══ 抜粋文 ══
日本の古き良き躾(しつけ)、昔から伝わる智恵を伝承している、やまとしぐさ伝承学師範の辻中公(つじなか くみ)です。
日本では、食事などの所作法の型(かた)、季節の祭事の型を通して、生き方や心の育み方を伝え残してきました。
そんな暮らしの中で古くから伝え残されていきた「型」を、「やまとしぐさ」と命名し、その型の意味を皆様にお伝えしています。
やまとしぐさは、「一心五心」という心を磨いていくためのお稽古をお伝えしています。
「一心五心」とは、お陰様の心、感謝、思いやり、尊敬、責任、信頼の心のことで、日本人の精神性を高めてきた大事な生き方の指針。
さて、今回ぜひ知っていただきたい「やまとしぐさ」は、「友達の家にお邪魔したときのマナー」です。
友達の家に招かれるということは、信頼や親しみの証です。その大切なご縁をさらに深めるためにも、親子で基本的なマナーを心がけることが重要です。家族ぐるみの付き合いを円滑にするために、ぜひ参考にしてください。
═══
══ 提供データ ══
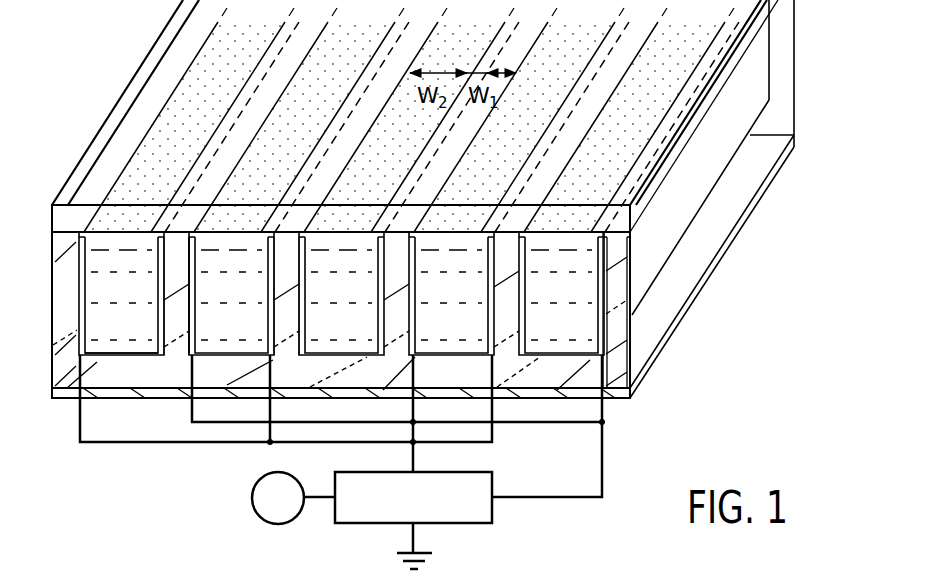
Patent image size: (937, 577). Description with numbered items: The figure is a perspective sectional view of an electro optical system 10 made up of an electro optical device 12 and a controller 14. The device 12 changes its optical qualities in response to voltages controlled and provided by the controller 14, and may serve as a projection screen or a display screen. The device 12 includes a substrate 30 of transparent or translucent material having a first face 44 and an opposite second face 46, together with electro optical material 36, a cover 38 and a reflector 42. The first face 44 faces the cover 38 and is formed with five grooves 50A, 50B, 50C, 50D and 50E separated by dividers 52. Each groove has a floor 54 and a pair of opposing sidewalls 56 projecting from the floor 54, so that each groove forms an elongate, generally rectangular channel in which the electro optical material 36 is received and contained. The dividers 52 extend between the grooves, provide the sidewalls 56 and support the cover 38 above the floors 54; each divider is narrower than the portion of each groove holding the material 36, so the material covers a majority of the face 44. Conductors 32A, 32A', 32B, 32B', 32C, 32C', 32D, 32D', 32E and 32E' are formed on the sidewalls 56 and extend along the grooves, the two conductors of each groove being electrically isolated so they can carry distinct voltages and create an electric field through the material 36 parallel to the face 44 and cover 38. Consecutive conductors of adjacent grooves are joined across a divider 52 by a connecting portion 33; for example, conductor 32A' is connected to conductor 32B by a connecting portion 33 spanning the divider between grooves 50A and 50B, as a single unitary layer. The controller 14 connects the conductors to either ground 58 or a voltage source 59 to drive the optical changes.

The electro optical system 10 is at (690, 367).
The electro optical device 12 is at (640, 288).
The controller 14 is at (493, 514).
The substrate 30 is at (53, 324).
The conductor 32A is at (167, 120).
The conductor 32A' is at (223, 127).
The conductor 32B is at (288, 120).
The conductor 32B' is at (326, 127).
The conductor 32C is at (399, 120).
The conductor 32C' is at (442, 127).
The conductor 32D is at (509, 120).
The conductor 32D' is at (551, 127).
The conductor 32E is at (623, 120).
The conductor 32E' is at (662, 127).
The connecting portion 33 is at (190, 288).
The electro optical material 36 is at (100, 297).
The cover 38 is at (54, 211).
The reflector 42 is at (52, 392).
The first face 44 is at (624, 224).
The second face 46 is at (622, 400).
The groove 50A is at (128, 260).
The groove 50B is at (208, 258).
The groove 50C is at (342, 260).
The groove 50D is at (448, 262).
The groove 50E is at (562, 260).
The divider 52 is at (80, 212).
The floor 54 is at (140, 356).
The sidewall 56 is at (78, 282).
The ground 58 is at (397, 551).
The voltage source 59 is at (259, 514).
═══
練習問題
- 1) 上にあるやまとしぐさの文章から、「日本では、食事などの所作法の」で始まり「やまとしぐさは、「一心五心」という心を磨いていくためのお稽古をお伝えしています。」まで続く部分を、一字も変えずに書き出してください。
- 2) 上にあるやまとしぐさの文章が終わったところから、その続きを書き足してください。

解答
- 1)
日本では、食事などの所作法の型(かた)、季節の祭事の型を通して、生き方や心の育み方を伝え残してきました。
そんな暮らしの中で古くから伝え残されていきた「型」を、「やまとしぐさ」と命名し、その型の意味を皆様にお伝えしています。
やまとしぐさは、「一心五心」という心を磨いていくためのお稽古をお伝えしています。

- 2)
友達の家でのマナー:大切なポイント5つ
1. 玄関での挨拶を丁寧に友達の家に入るときは、玄関で「お邪魔します」と一声かけましょう。親も一緒に「今日はお招きいただきありがとうございます」と伝えると、お子さまも自然と挨拶の大切さを学びます。
2. 靴をきれいに揃える
玄関で靴を脱いだら、必ずきれいに揃えましょう。靴を揃えることは、相手への思いやりの第一歩です。「靴をきれいに揃えると気持ちが良いよ」と子どもに教えると、自然とその大切さを理解してくれるでしょう。
また、靴を揃える所作には、心を切り替える意味も含まれています。自分の家ではなく、訪れた家のルールを尊重することで、自我を超えた成熟した心を育むことができます。この小さな習慣が、相手を思いやり、丁寧に接する態度へとつながります。
「靴を揃える」という行為は見た目だけでなく、心の在り方を映す美しい行動の一つです。
3. 出されたものを感謝していただく、冷蔵庫を勝手に開けない
お茶やお菓子を出していただいたら、必ず「ありがとうございます」とお礼を伝えましょう。たとえ子どもが苦手なものであっても、感謝の気持ちを持ってお礼を言えるように促すと良いですね。また、「他の人の家の冷蔵庫は絶対に勝手に開けないこと」を教えるのも大切なポイントです。「冷蔵庫にはその家族の大切なものが入っているんだよ」と具体的に伝えると良いでしょう。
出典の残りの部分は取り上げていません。